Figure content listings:

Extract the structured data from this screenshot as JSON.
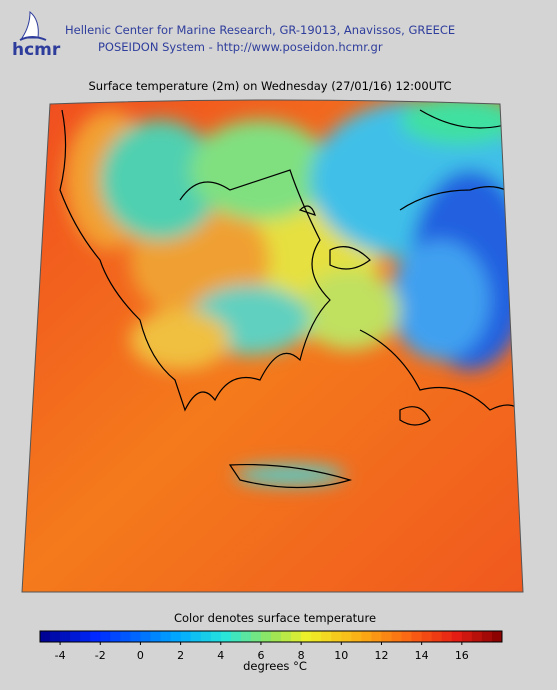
{
  "header": {
    "logo": "hcmr",
    "line1": "Hellenic Center for Marine Research, GR-19013, Anavissos, GREECE",
    "line2": "POSEIDON System - http://www.poseidon.hcmr.gr"
  },
  "map": {
    "title": "Surface temperature (2m) on Wednesday (27/01/16) 12:00UTC"
  },
  "colorbar": {
    "caption": "Color denotes surface temperature",
    "range": [
      -5,
      18
    ],
    "ticks": [
      -4,
      -2,
      0,
      2,
      4,
      6,
      8,
      10,
      12,
      14,
      16
    ],
    "unit_label": "degrees °C"
  }
}
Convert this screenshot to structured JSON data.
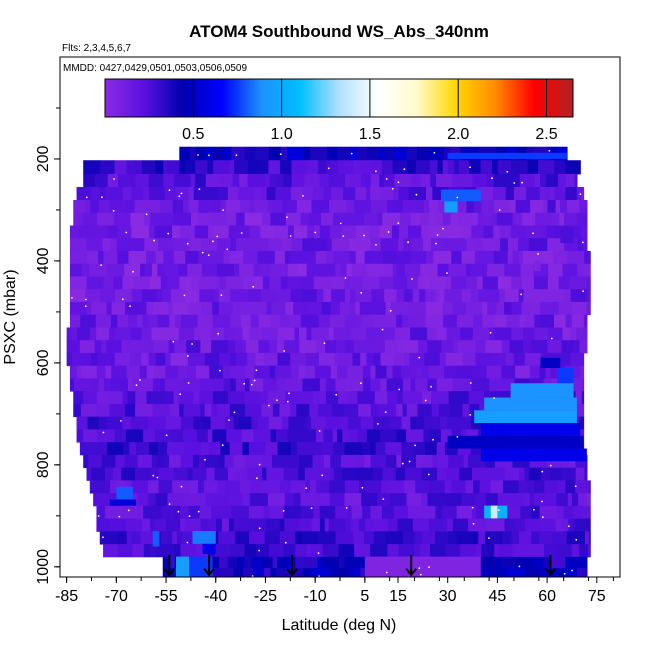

[DIRECTIVE]: Without the pictures, write out all of the material exactly.

[WRITTEN REPLY]:
Extract the structured data from this screenshot as JSON.
{
  "header": {
    "logo": "hcmr",
    "line1": "Hellenic Center for Marine Research, GR-19013, Anavissos, GREECE",
    "line2": "POSEIDON System - http://www.poseidon.hcmr.gr"
  },
  "map": {
    "title": "Surface temperature (2m) on Wednesday (27/01/16) 12:00UTC"
  },
  "colorbar": {
    "caption": "Color denotes surface temperature",
    "range": [
      -5,
      18
    ],
    "ticks": [
      -4,
      -2,
      0,
      2,
      4,
      6,
      8,
      10,
      12,
      14,
      16
    ],
    "unit_label": "degrees °C"
  }
}
Convert this screenshot to structured JSON data.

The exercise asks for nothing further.